**PROMPT**
An exact reproduction of the records is required, with all pictures omitted.

---------- PROVIDED ENTRIES

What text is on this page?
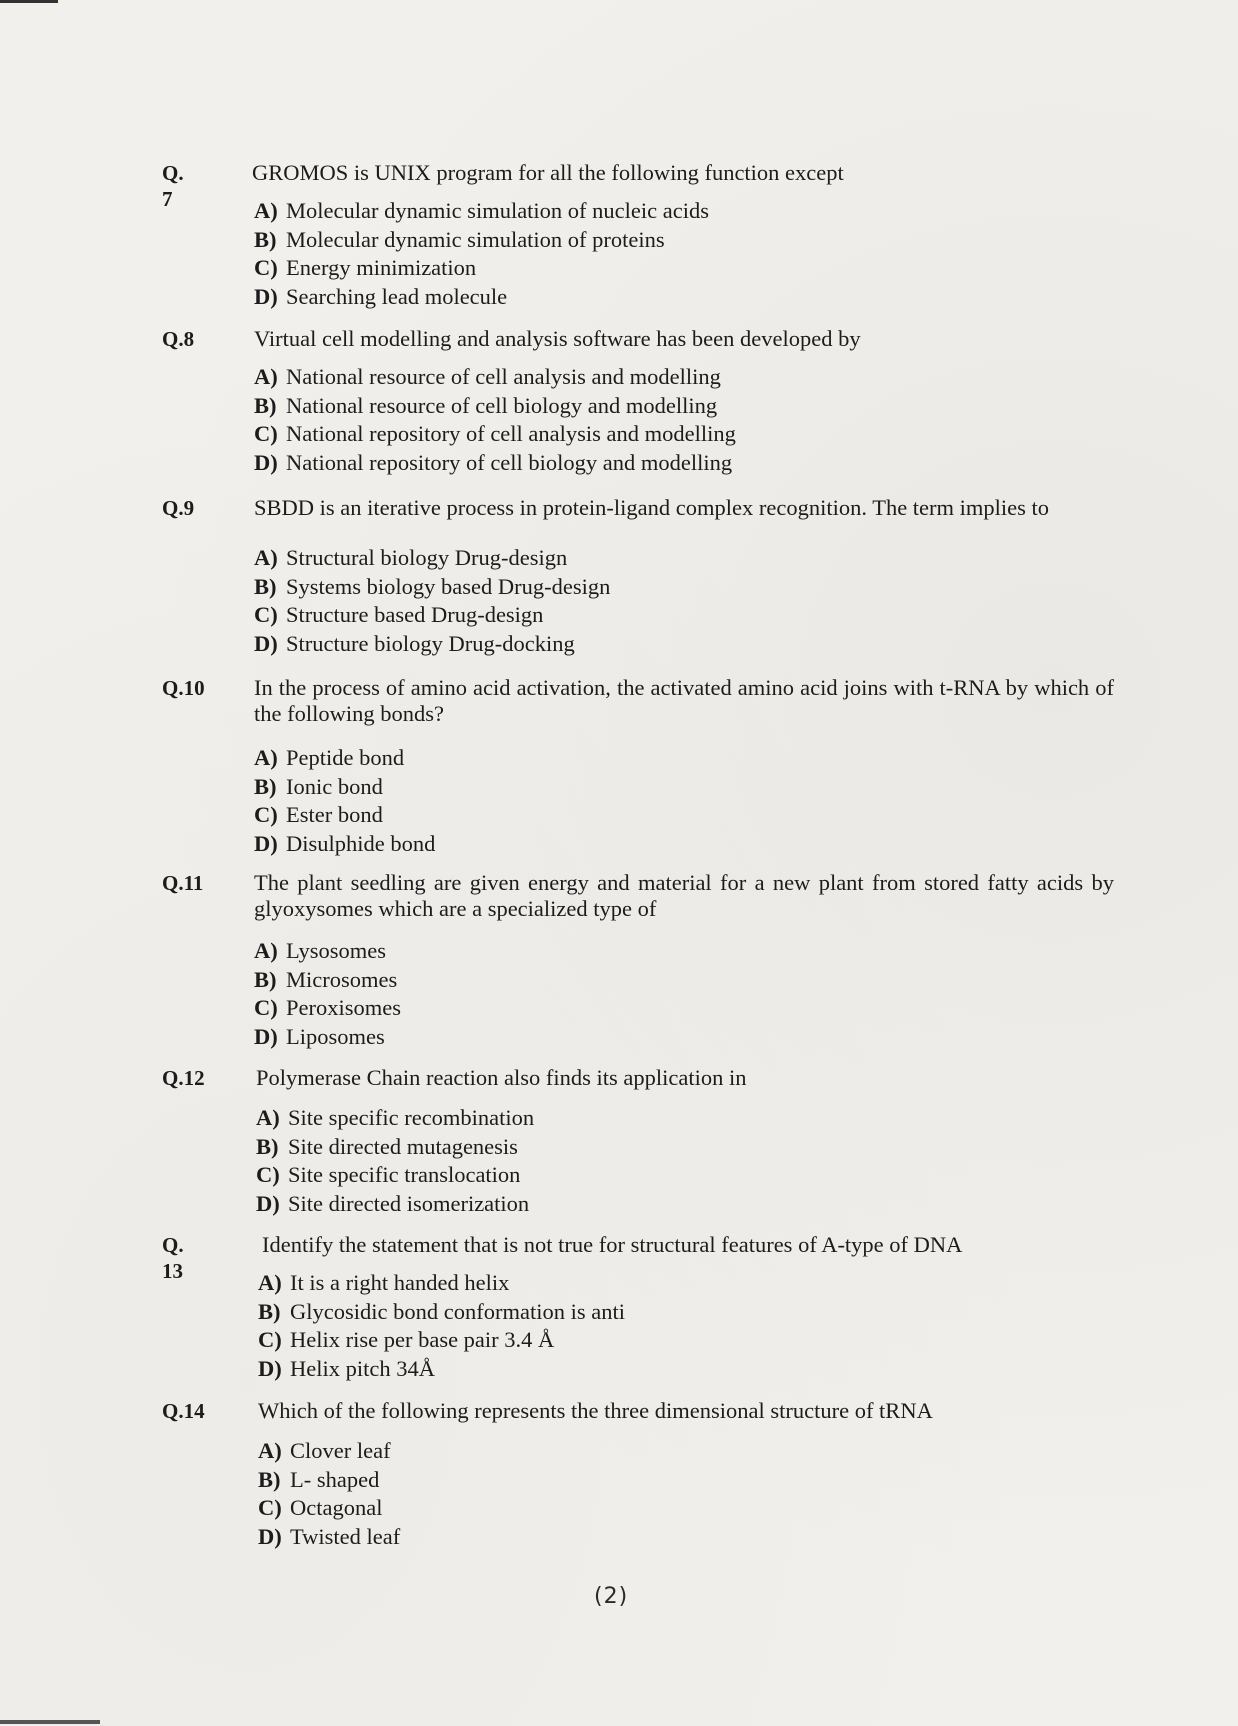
Q. 7
GROMOS is UNIX program for all the following function except
A) Molecular dynamic simulation of nucleic acids
B) Molecular dynamic simulation of proteins
C) Energy minimization
D) Searching lead molecule
Q.8	Virtual cell modelling and analysis software has been developed by
A) National resource of cell analysis and modelling
B) National resource of cell biology and modelling
C) National repository of cell analysis and modelling
D) National repository of cell biology and modelling
Q.9	SBDD is an iterative process in protein-ligand complex recognition. The term implies to
A) Structural biology Drug-design
B) Systems biology based Drug-design
C) Structure based Drug-design
D) Structure biology Drug-docking
Q.10 In the process of amino acid activation, the activated amino acid joins with t-RNA by which of the following bonds?
A) Peptide bond
B) Ionic bond
C) Ester bond
D) Disulphide bond
Q.11 The plant seedling are given energy and material for a new plant from stored fatty acids by glyoxysomes which are a specialized type of
A) Lysosomes
B) Microsomes
C) Peroxisomes
D) Liposomes
Q.12 Polymerase Chain reaction also finds its application in
A) Site specific recombination
B) Site directed mutagenesis
C) Site specific translocation
D) Site directed isomerization
Q. 13
Identify the statement that is not true for structural features of A-type of DNA
A) It is a right handed helix
B) Glycosidic bond conformation is anti
C) Helix rise per base pair 3.4 Å
D) Helix pitch 34Å
Q.14 Which of the following represents the three dimensional structure of tRNA
A) Clover leaf
B) L- shaped
C) Octagonal
D) Twisted leaf
(2)
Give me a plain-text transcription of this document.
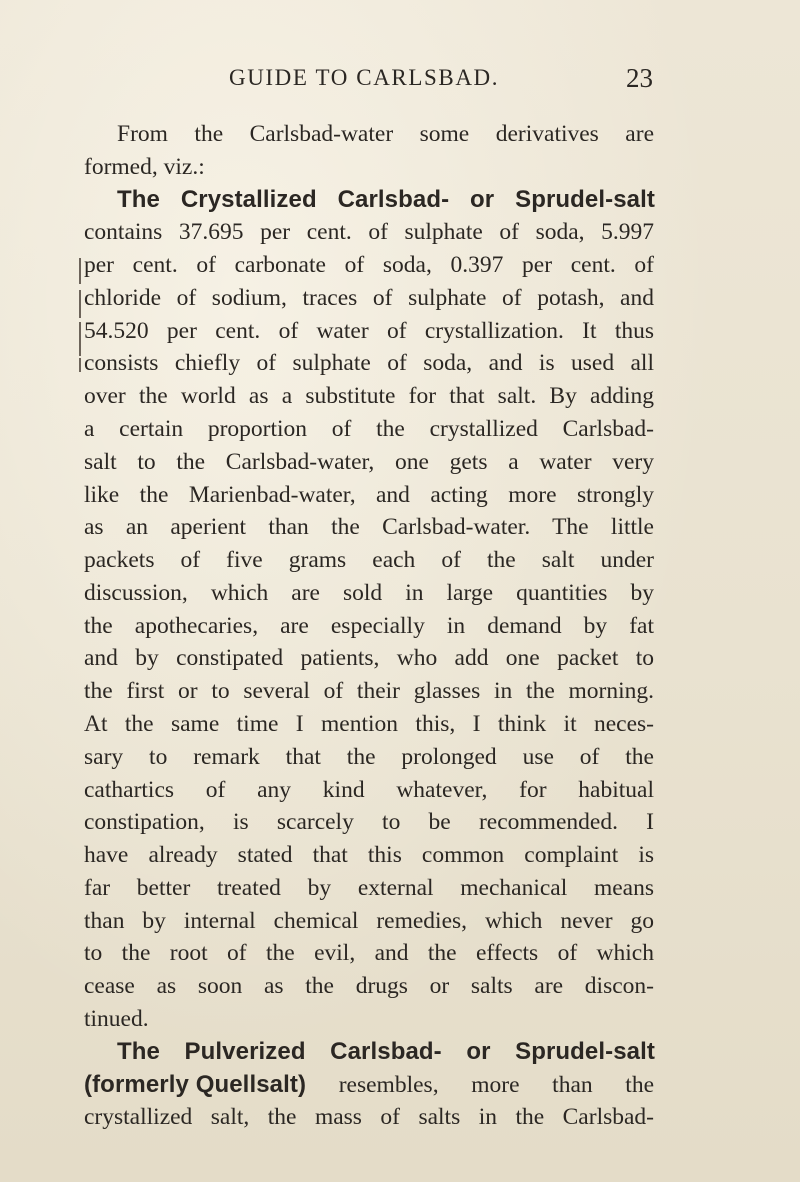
GUIDE TO CARLSBAD.	23
From the Carlsbad-water some derivatives are
formed, viz.:
The Crystallized Carlsbad- or Sprudel-salt
contains 37.695 per cent. of sulphate of soda, 5.997
per cent. of carbonate of soda, 0.397 per cent. of
chloride of sodium, traces of sulphate of potash, and
54.520 per cent. of water of crystallization. It thus
consists chiefly of sulphate of soda, and is used all
over the world as a substitute for that salt. By adding
a certain proportion of the crystallized Carlsbad-
salt to the Carlsbad-water, one gets a water very
like the Marienbad-water, and acting more strongly
as an aperient than the Carlsbad-water. The little
packets of five grams each of the salt under
discussion, which are sold in large quantities by
the apothecaries, are especially in demand by fat
and by constipated patients, who add one packet to
the first or to several of their glasses in the morning.
At the same time I mention this, I think it neces-
sary to remark that the prolonged use of the
cathartics of any kind whatever, for habitual
constipation, is scarcely to be recommended. I
have already stated that this common complaint is
far better treated by external mechanical means
than by internal chemical remedies, which never go
to the root of the evil, and the effects of which
cease as soon as the drugs or salts are discon-
tinued.
The Pulverized Carlsbad- or Sprudel-salt
(formerly Quellsalt) resembles, more than the
crystallized salt, the mass of salts in the Carlsbad-
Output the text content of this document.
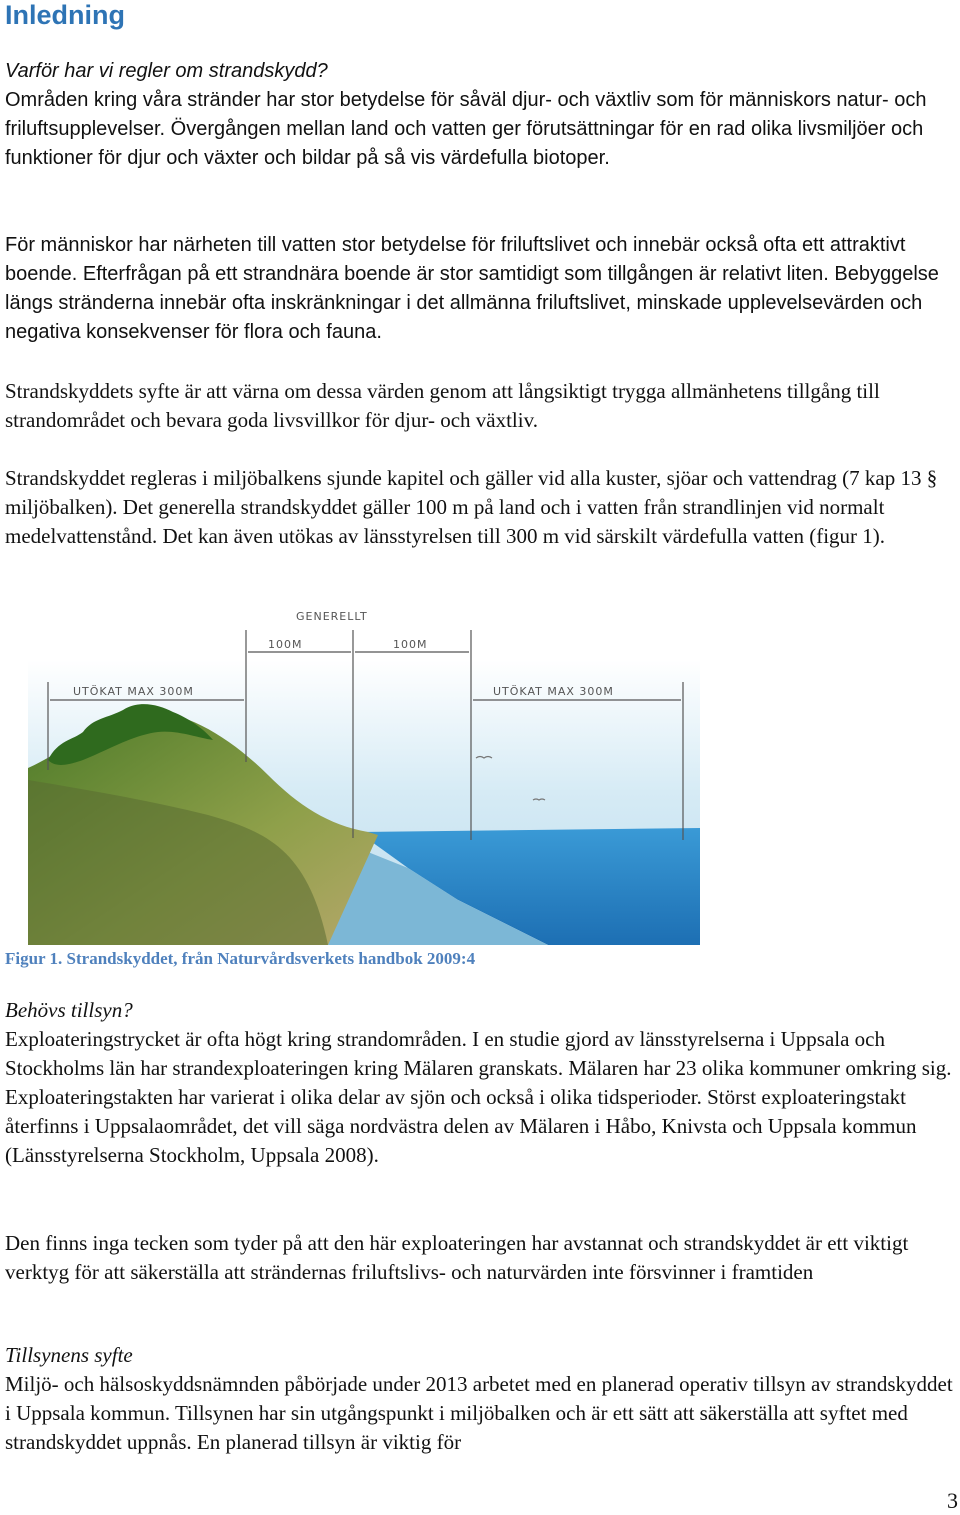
Inledning

Varför har vi regler om strandskydd?
Områden kring våra stränder har stor betydelse för såväl djur- och växtliv som för människors natur- och friluftsupplevelser. Övergången mellan land och vatten ger förutsättningar för en rad olika livsmiljöer och funktioner för djur och växter och bildar på så vis värdefulla biotoper.

För människor har närheten till vatten stor betydelse för friluftslivet och innebär också ofta ett attraktivt boende. Efterfrågan på ett strandnära boende är stor samtidigt som tillgången är relativt liten. Bebyggelse längs stränderna innebär ofta inskränkningar i det allmänna friluftslivet, minskade upplevelsevärden och negativa konsekvenser för flora och fauna.

Strandskyddets syfte är att värna om dessa värden genom att långsiktigt trygga allmänhetens tillgång till strandområdet och bevara goda livsvillkor för djur- och växtliv.

Strandskyddet regleras i miljöbalkens sjunde kapitel och gäller vid alla kuster, sjöar och vattendrag (7 kap 13 § miljöbalken). Det generella strandskyddet gäller 100 m på land och i vatten från strandlinjen vid normalt medelvattenstånd. Det kan även utökas av länsstyrelsen till 300 m vid särskilt värdefulla vatten (figur 1).

GENERELLT
100M	100M
UTÖKAT MAX 300M	UTÖKAT MAX 300M

Figur 1. Strandskyddet, från Naturvårdsverkets handbok 2009:4

Behövs tillsyn?
Exploateringstrycket är ofta högt kring strandområden. I en studie gjord av länsstyrelserna i Uppsala och Stockholms län har strandexploateringen kring Mälaren granskats. Mälaren har 23 olika kommuner omkring sig. Exploateringstakten har varierat i olika delar av sjön och också i olika tidsperioder. Störst exploateringstakt återfinns i Uppsalaområdet, det vill säga nordvästra delen av Mälaren i Håbo, Knivsta och Uppsala kommun (Länsstyrelserna Stockholm, Uppsala 2008).

Den finns inga tecken som tyder på att den här exploateringen har avstannat och strandskyddet är ett viktigt verktyg för att säkerställa att strändernas friluftslivs- och naturvärden inte försvinner i framtiden

Tillsynens syfte
Miljö- och hälsoskyddsnämnden påbörjade under 2013 arbetet med en planerad operativ tillsyn av strandskyddet i Uppsala kommun. Tillsynen har sin utgångspunkt i miljöbalken och är ett sätt att säkerställa att syftet med strandskyddet uppnås. En planerad tillsyn är viktig för

3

--------------------

**RESULT OF THE EXERCISE**
What text is on this page?
Q. 7
GROMOS is UNIX program for all the following function except
A) Molecular dynamic simulation of nucleic acids
B) Molecular dynamic simulation of proteins
C) Energy minimization
D) Searching lead molecule
Q.8	Virtual cell modelling and analysis software has been developed by
A) National resource of cell analysis and modelling
B) National resource of cell biology and modelling
C) National repository of cell analysis and modelling
D) National repository of cell biology and modelling
Q.9	SBDD is an iterative process in protein-ligand complex recognition. The term implies to
A) Structural biology Drug-design
B) Systems biology based Drug-design
C) Structure based Drug-design
D) Structure biology Drug-docking
Q.10 In the process of amino acid activation, the activated amino acid joins with t-RNA by which of the following bonds?
A) Peptide bond
B) Ionic bond
C) Ester bond
D) Disulphide bond
Q.11 The plant seedling are given energy and material for a new plant from stored fatty acids by glyoxysomes which are a specialized type of
A) Lysosomes
B) Microsomes
C) Peroxisomes
D) Liposomes
Q.12 Polymerase Chain reaction also finds its application in
A) Site specific recombination
B) Site directed mutagenesis
C) Site specific translocation
D) Site directed isomerization
Q. 13
Identify the statement that is not true for structural features of A-type of DNA
A) It is a right handed helix
B) Glycosidic bond conformation is anti
C) Helix rise per base pair 3.4 Å
D) Helix pitch 34Å
Q.14 Which of the following represents the three dimensional structure of tRNA
A) Clover leaf
B) L- shaped
C) Octagonal
D) Twisted leaf
(2)
Give me a plain-text transcription of this document.
GUIDE TO CARLSBAD.	23
From the Carlsbad-water some derivatives are
formed, viz.:
The Crystallized Carlsbad- or Sprudel-salt
contains 37.695 per cent. of sulphate of soda, 5.997
per cent. of carbonate of soda, 0.397 per cent. of
chloride of sodium, traces of sulphate of potash, and
54.520 per cent. of water of crystallization. It thus
consists chiefly of sulphate of soda, and is used all
over the world as a substitute for that salt. By adding
a certain proportion of the crystallized Carlsbad-
salt to the Carlsbad-water, one gets a water very
like the Marienbad-water, and acting more strongly
as an aperient than the Carlsbad-water. The little
packets of five grams each of the salt under
discussion, which are sold in large quantities by
the apothecaries, are especially in demand by fat
and by constipated patients, who add one packet to
the first or to several of their glasses in the morning.
At the same time I mention this, I think it neces-
sary to remark that the prolonged use of the
cathartics of any kind whatever, for habitual
constipation, is scarcely to be recommended. I
have already stated that this common complaint is
far better treated by external mechanical means
than by internal chemical remedies, which never go
to the root of the evil, and the effects of which
cease as soon as the drugs or salts are discon-
tinued.
The Pulverized Carlsbad- or Sprudel-salt
(formerly Quellsalt) resembles, more than the
crystallized salt, the mass of salts in the Carlsbad-
Output the text content of this document.
Inledning

Varför har vi regler om strandskydd?
Områden kring våra stränder har stor betydelse för såväl djur- och växtliv som för människors natur- och friluftsupplevelser. Övergången mellan land och vatten ger förutsättningar för en rad olika livsmiljöer och funktioner för djur och växter och bildar på så vis värdefulla biotoper.

För människor har närheten till vatten stor betydelse för friluftslivet och innebär också ofta ett attraktivt boende. Efterfrågan på ett strandnära boende är stor samtidigt som tillgången är relativt liten. Bebyggelse längs stränderna innebär ofta inskränkningar i det allmänna friluftslivet, minskade upplevelsevärden och negativa konsekvenser för flora och fauna.

Strandskyddets syfte är att värna om dessa värden genom att långsiktigt trygga allmänhetens tillgång till strandområdet och bevara goda livsvillkor för djur- och växtliv.

Strandskyddet regleras i miljöbalkens sjunde kapitel och gäller vid alla kuster, sjöar och vattendrag (7 kap 13 § miljöbalken). Det generella strandskyddet gäller 100 m på land och i vatten från strandlinjen vid normalt medelvattenstånd. Det kan även utökas av länsstyrelsen till 300 m vid särskilt värdefulla vatten (figur 1).

GENERELLT
100M	100M
UTÖKAT MAX 300M	UTÖKAT MAX 300M

Figur 1. Strandskyddet, från Naturvårdsverkets handbok 2009:4

Behövs tillsyn?
Exploateringstrycket är ofta högt kring strandområden. I en studie gjord av länsstyrelserna i Uppsala och Stockholms län har strandexploateringen kring Mälaren granskats. Mälaren har 23 olika kommuner omkring sig. Exploateringstakten har varierat i olika delar av sjön och också i olika tidsperioder. Störst exploateringstakt återfinns i Uppsalaområdet, det vill säga nordvästra delen av Mälaren i Håbo, Knivsta och Uppsala kommun (Länsstyrelserna Stockholm, Uppsala 2008).

Den finns inga tecken som tyder på att den här exploateringen har avstannat och strandskyddet är ett viktigt verktyg för att säkerställa att strändernas friluftslivs- och naturvärden inte försvinner i framtiden

Tillsynens syfte
Miljö- och hälsoskyddsnämnden påbörjade under 2013 arbetet med en planerad operativ tillsyn av strandskyddet i Uppsala kommun. Tillsynen har sin utgångspunkt i miljöbalken och är ett sätt att säkerställa att syftet med strandskyddet uppnås. En planerad tillsyn är viktig för

3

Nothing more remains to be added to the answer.